** Start RECORDS PROVIDED **

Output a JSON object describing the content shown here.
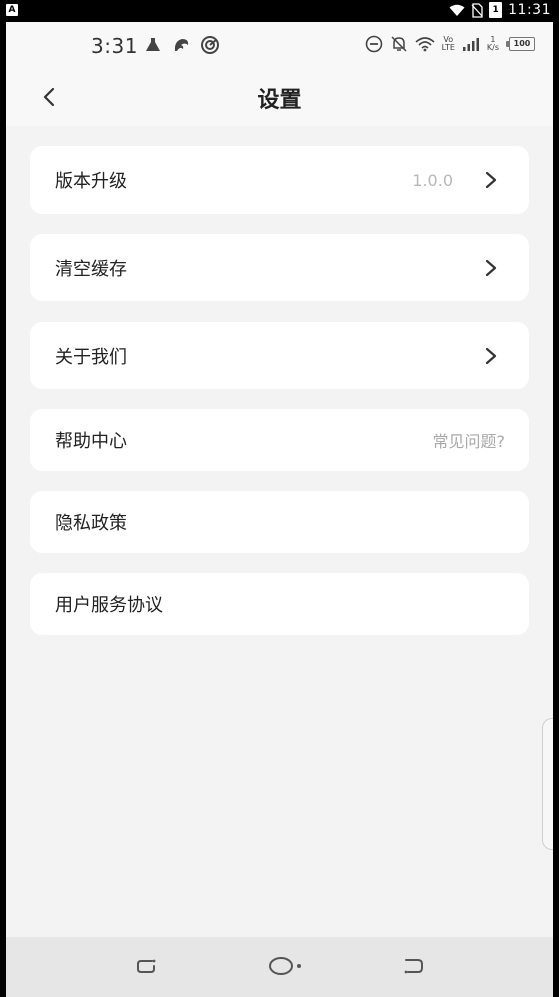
{
  "system_bar": {
    "badge": "A",
    "battery_level": "1",
    "time": "11:31",
    "icons": [
      "wifi-icon",
      "no-sim-icon",
      "battery-icon"
    ]
  },
  "status_bar": {
    "time": "3:31",
    "network_speed_value": "1",
    "network_speed_unit": "K/s",
    "battery_level": "100",
    "volte_top": "Vo",
    "volte_bottom": "LTE",
    "icons": [
      "notification-icon",
      "app-icon",
      "sync-icon",
      "dnd-icon",
      "mute-icon",
      "wifi-icon",
      "signal-icon",
      "battery-icon"
    ]
  },
  "header": {
    "title": "设置",
    "back_icon": "chevron-left-icon"
  },
  "settings": {
    "items": [
      {
        "label": "版本升级",
        "value": "1.0.0",
        "has_chevron": true
      },
      {
        "label": "清空缓存",
        "value": "",
        "has_chevron": true
      },
      {
        "label": "关于我们",
        "value": "",
        "has_chevron": true
      },
      {
        "label": "帮助中心",
        "value": "常见问题?",
        "has_chevron": false
      },
      {
        "label": "隐私政策",
        "value": "",
        "has_chevron": false
      },
      {
        "label": "用户服务协议",
        "value": "",
        "has_chevron": false
      }
    ]
  },
  "bottom_nav": {
    "icons": [
      "recent-apps-icon",
      "home-icon",
      "back-icon"
    ]
  },
  "colors": {
    "page_background": "#f3f3f3",
    "card_background": "#ffffff",
    "text_primary": "#222222",
    "text_secondary": "#b8b8b8"
  }
}
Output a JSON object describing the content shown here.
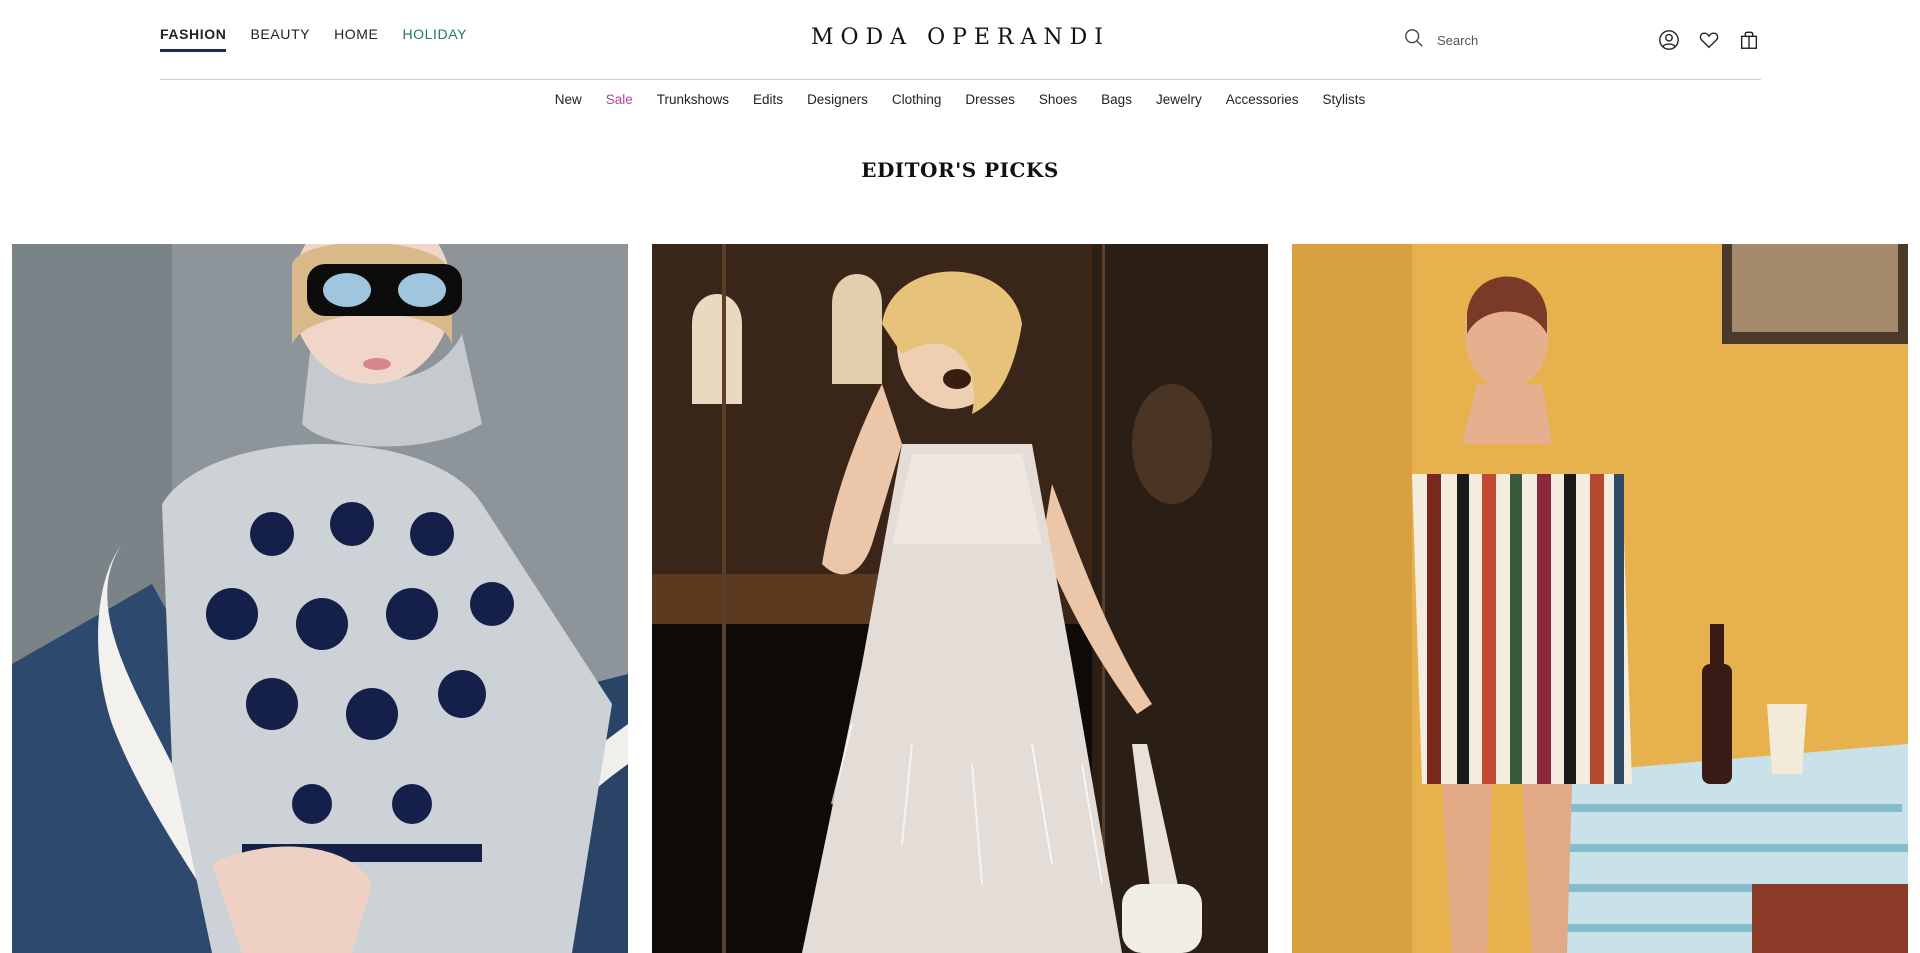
{
  "header": {
    "tabs": [
      {
        "label": "FASHION",
        "active": true
      },
      {
        "label": "BEAUTY"
      },
      {
        "label": "HOME"
      },
      {
        "label": "HOLIDAY",
        "accent": "#1e7a6a"
      }
    ],
    "logo": "MODA OPERANDI",
    "search": {
      "placeholder": "Search",
      "icon": "search-icon"
    },
    "icons": [
      "account-icon",
      "heart-icon",
      "shopping-bag-icon"
    ]
  },
  "subnav": {
    "items": [
      "New",
      "Sale",
      "Trunkshows",
      "Edits",
      "Designers",
      "Clothing",
      "Dresses",
      "Shoes",
      "Bags",
      "Jewelry",
      "Accessories",
      "Stylists"
    ],
    "sale_color": "#b0469a"
  },
  "main": {
    "title": "EDITOR'S PICKS",
    "picks": [
      {
        "name": "pick-knit-sweater"
      },
      {
        "name": "pick-feather-dress"
      },
      {
        "name": "pick-striped-dress"
      }
    ]
  },
  "colors": {
    "active_underline": "#1c2a5c",
    "holiday": "#1e7a6a",
    "sale": "#b0469a"
  }
}
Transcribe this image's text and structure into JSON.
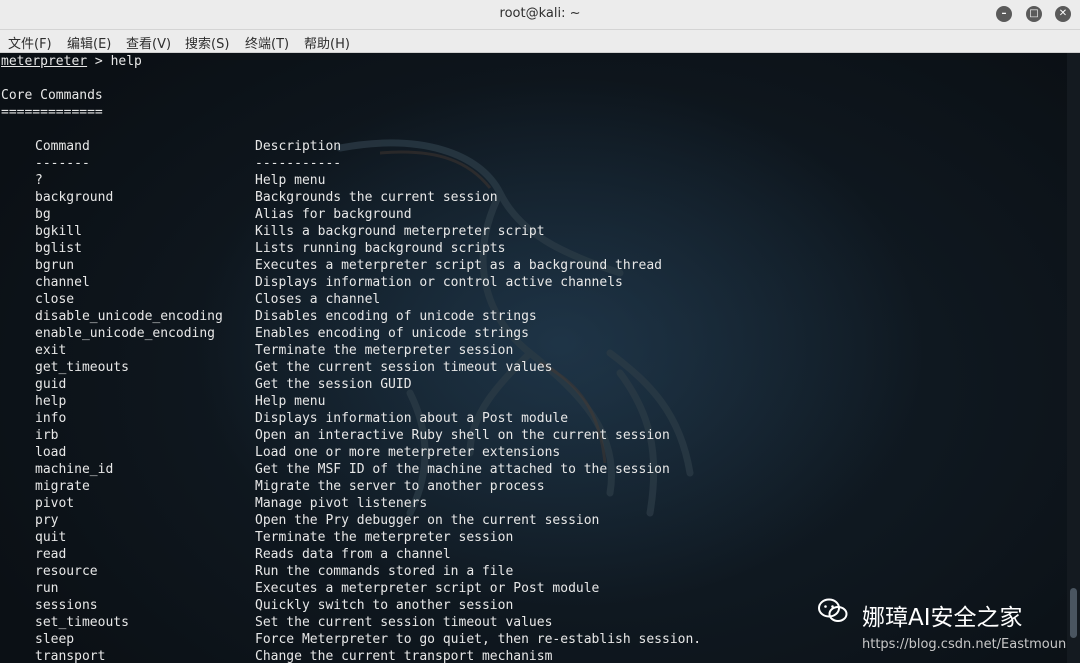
{
  "window": {
    "title": "root@kali: ~"
  },
  "menu": [
    {
      "label": "文件(F)"
    },
    {
      "label": "编辑(E)"
    },
    {
      "label": "查看(V)"
    },
    {
      "label": "搜索(S)"
    },
    {
      "label": "终端(T)"
    },
    {
      "label": "帮助(H)"
    }
  ],
  "terminal": {
    "prompt_name": "meterpreter",
    "prompt_rest": " > help",
    "section_title": "Core Commands",
    "section_rule": "=============",
    "header": {
      "command": "Command",
      "description": "Description"
    },
    "header_rule": {
      "command": "-------",
      "description": "-----------"
    },
    "rows": [
      {
        "command": "?",
        "description": "Help menu"
      },
      {
        "command": "background",
        "description": "Backgrounds the current session"
      },
      {
        "command": "bg",
        "description": "Alias for background"
      },
      {
        "command": "bgkill",
        "description": "Kills a background meterpreter script"
      },
      {
        "command": "bglist",
        "description": "Lists running background scripts"
      },
      {
        "command": "bgrun",
        "description": "Executes a meterpreter script as a background thread"
      },
      {
        "command": "channel",
        "description": "Displays information or control active channels"
      },
      {
        "command": "close",
        "description": "Closes a channel"
      },
      {
        "command": "disable_unicode_encoding",
        "description": "Disables encoding of unicode strings"
      },
      {
        "command": "enable_unicode_encoding",
        "description": "Enables encoding of unicode strings"
      },
      {
        "command": "exit",
        "description": "Terminate the meterpreter session"
      },
      {
        "command": "get_timeouts",
        "description": "Get the current session timeout values"
      },
      {
        "command": "guid",
        "description": "Get the session GUID"
      },
      {
        "command": "help",
        "description": "Help menu"
      },
      {
        "command": "info",
        "description": "Displays information about a Post module"
      },
      {
        "command": "irb",
        "description": "Open an interactive Ruby shell on the current session"
      },
      {
        "command": "load",
        "description": "Load one or more meterpreter extensions"
      },
      {
        "command": "machine_id",
        "description": "Get the MSF ID of the machine attached to the session"
      },
      {
        "command": "migrate",
        "description": "Migrate the server to another process"
      },
      {
        "command": "pivot",
        "description": "Manage pivot listeners"
      },
      {
        "command": "pry",
        "description": "Open the Pry debugger on the current session"
      },
      {
        "command": "quit",
        "description": "Terminate the meterpreter session"
      },
      {
        "command": "read",
        "description": "Reads data from a channel"
      },
      {
        "command": "resource",
        "description": "Run the commands stored in a file"
      },
      {
        "command": "run",
        "description": "Executes a meterpreter script or Post module"
      },
      {
        "command": "sessions",
        "description": "Quickly switch to another session"
      },
      {
        "command": "set_timeouts",
        "description": "Set the current session timeout values"
      },
      {
        "command": "sleep",
        "description": "Force Meterpreter to go quiet, then re-establish session."
      },
      {
        "command": "transport",
        "description": "Change the current transport mechanism"
      }
    ]
  },
  "watermark": {
    "name": "娜璋AI安全之家",
    "url": "https://blog.csdn.net/Eastmoun"
  }
}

** End RECORDS PROVIDED **

#### [OBJECTIVE]
Pull every line containing the word "another" out of the material and copy it.

#### [EXERCISE SOLUTION]
        "description": "Migrate the server to another process"
        "description": "Quickly switch to another session"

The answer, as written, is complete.